- REQUIREMENT:
Each entry needs to be restated exactly as written.
+===+
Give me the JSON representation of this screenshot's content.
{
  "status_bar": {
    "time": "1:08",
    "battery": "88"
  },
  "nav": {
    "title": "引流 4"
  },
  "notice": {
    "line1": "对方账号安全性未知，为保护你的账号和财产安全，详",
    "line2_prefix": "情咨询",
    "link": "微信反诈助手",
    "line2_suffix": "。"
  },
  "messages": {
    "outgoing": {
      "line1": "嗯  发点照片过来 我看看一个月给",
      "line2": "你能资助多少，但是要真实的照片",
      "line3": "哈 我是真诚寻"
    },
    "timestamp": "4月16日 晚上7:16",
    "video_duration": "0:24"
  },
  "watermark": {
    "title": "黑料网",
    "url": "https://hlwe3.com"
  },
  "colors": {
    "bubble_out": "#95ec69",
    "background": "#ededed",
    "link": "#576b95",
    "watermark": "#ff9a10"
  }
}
+===+
- RESPONSE:
Give me the JSON representation of this screenshot's content.
{
  "status_bar": {
    "time": "1:08",
    "battery": "88"
  },
  "nav": {
    "title": "引流 4"
  },
  "notice": {
    "line1": "对方账号安全性未知，为保护你的账号和财产安全，详",
    "line2_prefix": "情咨询",
    "link": "微信反诈助手",
    "line2_suffix": "。"
  },
  "messages": {
    "outgoing": {
      "line1": "嗯  发点照片过来 我看看一个月给",
      "line2": "你能资助多少，但是要真实的照片",
      "line3": "哈 我是真诚寻"
    },
    "timestamp": "4月16日 晚上7:16",
    "video_duration": "0:24"
  },
  "watermark": {
    "title": "黑料网",
    "url": "https://hlwe3.com"
  },
  "colors": {
    "bubble_out": "#95ec69",
    "background": "#ededed",
    "link": "#576b95",
    "watermark": "#ff9a10"
  }
}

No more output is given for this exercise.